## BEGIN Records for processing

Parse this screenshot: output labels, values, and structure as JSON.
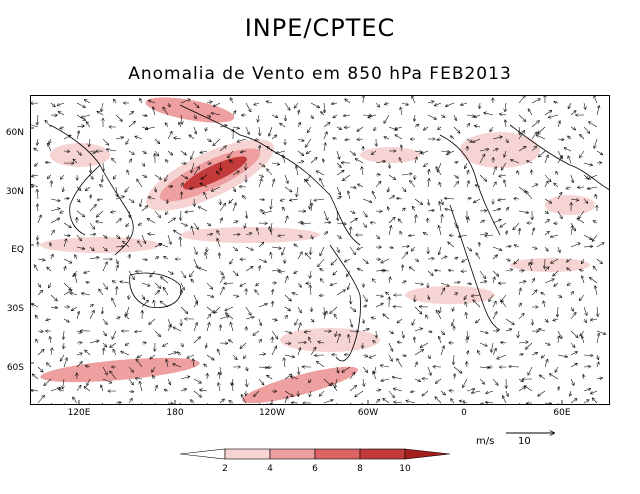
{
  "header": {
    "title": "INPE/CPTEC",
    "subtitle": "Anomalia de Vento em 850 hPa FEB2013"
  },
  "axes": {
    "lat_labels": [
      "60N",
      "30N",
      "EQ",
      "30S",
      "60S"
    ],
    "lon_labels": [
      "120E",
      "180",
      "120W",
      "60W",
      "0",
      "60E"
    ]
  },
  "legend": {
    "ticks": [
      "2",
      "4",
      "6",
      "8",
      "10"
    ],
    "colors": [
      "#ffffff",
      "#f7d4d4",
      "#ee9f9f",
      "#dc6464",
      "#c33a3a",
      "#a51f1f"
    ]
  },
  "vector_scale": {
    "units": "m/s",
    "value": "10"
  },
  "colors": {
    "land_line": "#000000",
    "shade_light": "#f7d4d4",
    "shade_mid": "#ee9f9f",
    "shade_dark": "#c33a3a"
  }
}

## END Records for processing

▶ _Problem details_
Reproduce the material in full, word for word, and omit the pictures.

▶ _Reply to the task_
Parse this screenshot: output labels, values, and structure as JSON.
{
  "header": {
    "title": "INPE/CPTEC",
    "subtitle": "Anomalia de Vento em 850 hPa FEB2013"
  },
  "axes": {
    "lat_labels": [
      "60N",
      "30N",
      "EQ",
      "30S",
      "60S"
    ],
    "lon_labels": [
      "120E",
      "180",
      "120W",
      "60W",
      "0",
      "60E"
    ]
  },
  "legend": {
    "ticks": [
      "2",
      "4",
      "6",
      "8",
      "10"
    ],
    "colors": [
      "#ffffff",
      "#f7d4d4",
      "#ee9f9f",
      "#dc6464",
      "#c33a3a",
      "#a51f1f"
    ]
  },
  "vector_scale": {
    "units": "m/s",
    "value": "10"
  },
  "colors": {
    "land_line": "#000000",
    "shade_light": "#f7d4d4",
    "shade_mid": "#ee9f9f",
    "shade_dark": "#c33a3a"
  }
}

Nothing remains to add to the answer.